(Recorded data)
------------------------------------------------------------------------

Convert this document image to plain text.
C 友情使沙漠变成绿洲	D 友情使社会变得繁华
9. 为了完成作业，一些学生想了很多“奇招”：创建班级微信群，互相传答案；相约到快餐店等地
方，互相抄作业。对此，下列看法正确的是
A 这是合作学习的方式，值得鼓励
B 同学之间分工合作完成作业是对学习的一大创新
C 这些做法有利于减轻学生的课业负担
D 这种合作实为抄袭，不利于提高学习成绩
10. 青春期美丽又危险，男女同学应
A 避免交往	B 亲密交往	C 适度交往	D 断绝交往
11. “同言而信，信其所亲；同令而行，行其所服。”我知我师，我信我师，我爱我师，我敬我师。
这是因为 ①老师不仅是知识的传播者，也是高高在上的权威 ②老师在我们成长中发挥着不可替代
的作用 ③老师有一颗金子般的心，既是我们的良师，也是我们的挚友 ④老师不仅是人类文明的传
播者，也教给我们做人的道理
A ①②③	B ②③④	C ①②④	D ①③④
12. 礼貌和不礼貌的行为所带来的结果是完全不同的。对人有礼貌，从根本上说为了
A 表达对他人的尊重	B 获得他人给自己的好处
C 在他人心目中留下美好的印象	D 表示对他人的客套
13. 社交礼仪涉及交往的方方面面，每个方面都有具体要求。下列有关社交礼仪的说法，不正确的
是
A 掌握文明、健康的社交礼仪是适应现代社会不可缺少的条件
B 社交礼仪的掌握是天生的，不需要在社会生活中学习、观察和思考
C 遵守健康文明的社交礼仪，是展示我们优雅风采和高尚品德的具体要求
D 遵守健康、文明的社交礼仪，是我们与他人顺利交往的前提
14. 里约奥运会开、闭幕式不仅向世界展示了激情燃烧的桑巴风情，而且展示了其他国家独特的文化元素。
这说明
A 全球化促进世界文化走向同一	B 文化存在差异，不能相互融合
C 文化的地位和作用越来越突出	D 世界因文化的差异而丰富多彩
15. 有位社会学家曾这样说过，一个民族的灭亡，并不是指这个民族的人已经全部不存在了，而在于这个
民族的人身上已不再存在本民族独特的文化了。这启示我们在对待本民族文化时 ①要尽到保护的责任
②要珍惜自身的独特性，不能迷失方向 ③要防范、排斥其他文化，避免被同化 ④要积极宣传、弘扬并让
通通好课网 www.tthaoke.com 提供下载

------------------------------------------------------------------------

## [Challenge]
Copy down the material exactly as written.

## [Answer to the exercise]
Convert this document image to plain text.
C 友情使沙漠变成绿洲	D 友情使社会变得繁华
9. 为了完成作业，一些学生想了很多“奇招”：创建班级微信群，互相传答案；相约到快餐店等地
方，互相抄作业。对此，下列看法正确的是
A 这是合作学习的方式，值得鼓励
B 同学之间分工合作完成作业是对学习的一大创新
C 这些做法有利于减轻学生的课业负担
D 这种合作实为抄袭，不利于提高学习成绩
10. 青春期美丽又危险，男女同学应
A 避免交往	B 亲密交往	C 适度交往	D 断绝交往
11. “同言而信，信其所亲；同令而行，行其所服。”我知我师，我信我师，我爱我师，我敬我师。
这是因为 ①老师不仅是知识的传播者，也是高高在上的权威 ②老师在我们成长中发挥着不可替代
的作用 ③老师有一颗金子般的心，既是我们的良师，也是我们的挚友 ④老师不仅是人类文明的传
播者，也教给我们做人的道理
A ①②③	B ②③④	C ①②④	D ①③④
12. 礼貌和不礼貌的行为所带来的结果是完全不同的。对人有礼貌，从根本上说为了
A 表达对他人的尊重	B 获得他人给自己的好处
C 在他人心目中留下美好的印象	D 表示对他人的客套
13. 社交礼仪涉及交往的方方面面，每个方面都有具体要求。下列有关社交礼仪的说法，不正确的
是
A 掌握文明、健康的社交礼仪是适应现代社会不可缺少的条件
B 社交礼仪的掌握是天生的，不需要在社会生活中学习、观察和思考
C 遵守健康文明的社交礼仪，是展示我们优雅风采和高尚品德的具体要求
D 遵守健康、文明的社交礼仪，是我们与他人顺利交往的前提
14. 里约奥运会开、闭幕式不仅向世界展示了激情燃烧的桑巴风情，而且展示了其他国家独特的文化元素。
这说明
A 全球化促进世界文化走向同一	B 文化存在差异，不能相互融合
C 文化的地位和作用越来越突出	D 世界因文化的差异而丰富多彩
15. 有位社会学家曾这样说过，一个民族的灭亡，并不是指这个民族的人已经全部不存在了，而在于这个
民族的人身上已不再存在本民族独特的文化了。这启示我们在对待本民族文化时 ①要尽到保护的责任
②要珍惜自身的独特性，不能迷失方向 ③要防范、排斥其他文化，避免被同化 ④要积极宣传、弘扬并让
通通好课网 www.tthaoke.com 提供下载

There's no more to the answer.